(TAREAS Y EJERCICIOS)
[A] Según el texto sobre Chávez, ¿por qué se ha revalorizado el petróleo venezolano? Explíquelo en una o dos oraciones.
[B] Indique si cada afirmación concuerda con el texto sobre Chávez y responda sí o no, citando las palabras del texto que lo deciden: (i) el golpe de Estado de 2002 contra Chávez tuvo éxito; (ii) el petróleo venezolano ha llegado hasta 17 países; (iii) ocho de los catorce años en que se formó el eje bolivariano coincidieron con la presidencia de Obama.

(SECCIÓN DE TEXTO)
-- -- --
Instalado en Miraflores, Chávez renovó las pilas del marcapasos de los hermanos Castro y abrió una nueva vía que, durante catorce años, ocho de ellos ante las narices de Bush, ha ido dando forma al eje bolivariano, denominación que apela a la independencia y la unidad latinoamericanas. Nada muy grave, pero suficiente para que los príncipes de las tinieblas "neocon", en plena borrachera de 11-S, le obsequiaran en 2002 con un golpe de Estado fallido.

Desde entonces, el maná petrolero venezolano -revalorizado por la guerra de Irak; otro daño colateral- ha regado Cuba, Nicaragua, Bolivia, Ecuador y hasta 17 países, pero además ha permitido al Brasil de Lula, la Argentina de los Kirchner, el Uruguay de Mújica o el Paraguay de Lugo afilar sus garfios cada vez que necesitaban mostrar descontento ante el ogro del Norte. Igual que los afilaron el Irán de Ahmadineyad, la Libia de Gadafi o la apestada Bielorrusia de Lukashenko, siempre bajo las complacidas miradas de Rusia y China. De este modo, el petróleo de Chávez lleva década y media engrasando un universo disidente que se empeña en negar el final de la Historia.
-- -- --
(DATOS DEL EJERCICIO)
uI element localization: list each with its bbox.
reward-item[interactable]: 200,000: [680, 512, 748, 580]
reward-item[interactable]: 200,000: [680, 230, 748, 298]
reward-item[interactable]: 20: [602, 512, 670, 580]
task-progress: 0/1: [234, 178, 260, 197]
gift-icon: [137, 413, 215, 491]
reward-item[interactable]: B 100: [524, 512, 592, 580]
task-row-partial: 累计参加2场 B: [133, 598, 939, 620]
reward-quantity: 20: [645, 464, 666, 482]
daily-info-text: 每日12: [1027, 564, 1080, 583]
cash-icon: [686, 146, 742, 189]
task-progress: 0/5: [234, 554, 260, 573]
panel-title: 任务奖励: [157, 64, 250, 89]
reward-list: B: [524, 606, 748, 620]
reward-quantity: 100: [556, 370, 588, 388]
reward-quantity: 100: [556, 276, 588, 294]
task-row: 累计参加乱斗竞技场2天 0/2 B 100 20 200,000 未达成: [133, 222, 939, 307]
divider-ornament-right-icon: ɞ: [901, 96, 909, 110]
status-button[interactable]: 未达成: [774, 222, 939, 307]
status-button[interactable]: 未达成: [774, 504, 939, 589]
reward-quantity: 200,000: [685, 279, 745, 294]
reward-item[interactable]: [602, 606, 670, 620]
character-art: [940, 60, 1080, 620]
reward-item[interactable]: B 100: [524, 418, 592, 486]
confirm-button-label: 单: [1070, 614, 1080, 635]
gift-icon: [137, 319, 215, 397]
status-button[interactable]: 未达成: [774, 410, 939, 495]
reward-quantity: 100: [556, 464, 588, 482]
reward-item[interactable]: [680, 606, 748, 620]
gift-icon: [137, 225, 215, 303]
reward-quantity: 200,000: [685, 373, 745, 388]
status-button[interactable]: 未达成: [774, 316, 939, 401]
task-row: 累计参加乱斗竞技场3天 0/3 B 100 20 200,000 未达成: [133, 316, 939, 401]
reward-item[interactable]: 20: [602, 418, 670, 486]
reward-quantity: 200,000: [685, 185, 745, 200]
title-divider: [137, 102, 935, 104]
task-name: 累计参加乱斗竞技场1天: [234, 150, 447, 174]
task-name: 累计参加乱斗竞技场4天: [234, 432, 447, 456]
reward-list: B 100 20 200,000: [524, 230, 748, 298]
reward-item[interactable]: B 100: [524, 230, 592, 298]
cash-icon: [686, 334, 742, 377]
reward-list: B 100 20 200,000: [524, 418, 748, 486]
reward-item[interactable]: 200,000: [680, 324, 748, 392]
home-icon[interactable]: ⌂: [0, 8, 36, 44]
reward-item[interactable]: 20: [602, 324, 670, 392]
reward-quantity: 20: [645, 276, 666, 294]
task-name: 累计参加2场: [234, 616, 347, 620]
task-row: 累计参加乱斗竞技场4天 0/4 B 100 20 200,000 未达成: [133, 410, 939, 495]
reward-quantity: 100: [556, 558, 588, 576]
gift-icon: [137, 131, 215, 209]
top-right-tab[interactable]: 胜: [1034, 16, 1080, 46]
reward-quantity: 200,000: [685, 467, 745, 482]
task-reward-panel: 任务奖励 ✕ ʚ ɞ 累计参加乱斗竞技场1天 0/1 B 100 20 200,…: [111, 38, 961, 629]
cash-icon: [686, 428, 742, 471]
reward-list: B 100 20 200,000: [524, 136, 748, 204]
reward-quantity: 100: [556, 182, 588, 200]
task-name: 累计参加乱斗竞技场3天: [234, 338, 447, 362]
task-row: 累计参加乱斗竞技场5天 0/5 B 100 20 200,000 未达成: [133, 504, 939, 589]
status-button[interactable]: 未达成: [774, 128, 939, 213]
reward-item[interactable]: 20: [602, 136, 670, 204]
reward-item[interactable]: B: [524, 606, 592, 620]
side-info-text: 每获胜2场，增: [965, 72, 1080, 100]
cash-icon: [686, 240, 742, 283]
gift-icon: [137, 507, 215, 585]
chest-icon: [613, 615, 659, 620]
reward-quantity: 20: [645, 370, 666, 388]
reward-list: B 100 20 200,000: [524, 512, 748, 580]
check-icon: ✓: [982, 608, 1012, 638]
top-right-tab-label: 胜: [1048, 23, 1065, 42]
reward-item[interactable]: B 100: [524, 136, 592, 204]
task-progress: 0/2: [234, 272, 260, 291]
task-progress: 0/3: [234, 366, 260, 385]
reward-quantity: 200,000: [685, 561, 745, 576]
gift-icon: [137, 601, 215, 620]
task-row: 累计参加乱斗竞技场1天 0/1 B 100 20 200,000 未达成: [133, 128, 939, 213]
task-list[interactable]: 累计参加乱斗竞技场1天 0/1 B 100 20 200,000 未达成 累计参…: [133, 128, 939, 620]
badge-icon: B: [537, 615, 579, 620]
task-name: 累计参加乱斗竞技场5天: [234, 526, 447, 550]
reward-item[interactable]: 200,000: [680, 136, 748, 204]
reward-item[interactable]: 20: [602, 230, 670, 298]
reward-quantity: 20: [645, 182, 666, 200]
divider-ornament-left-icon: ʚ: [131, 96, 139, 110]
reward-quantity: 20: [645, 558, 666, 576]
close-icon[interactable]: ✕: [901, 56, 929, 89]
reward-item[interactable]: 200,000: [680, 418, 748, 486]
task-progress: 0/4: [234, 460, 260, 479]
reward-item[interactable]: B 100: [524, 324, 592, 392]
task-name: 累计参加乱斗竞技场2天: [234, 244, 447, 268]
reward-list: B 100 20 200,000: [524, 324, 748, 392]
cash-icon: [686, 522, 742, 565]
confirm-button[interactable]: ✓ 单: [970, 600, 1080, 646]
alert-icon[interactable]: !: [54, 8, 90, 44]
-- -- --
(RESPUESTAS DE EJERCICIOS)
[A] El texto atribuye esa revalorización a la guerra de Irak, a la que considera otro daño colateral.

[B]
(i) No: «un golpe de Estado fallido».
(ii) Sí: «ha regado Cuba, Nicaragua, Bolivia, Ecuador y hasta 17 países».
(iii) No: «ocho de ellos ante las narices de Bush».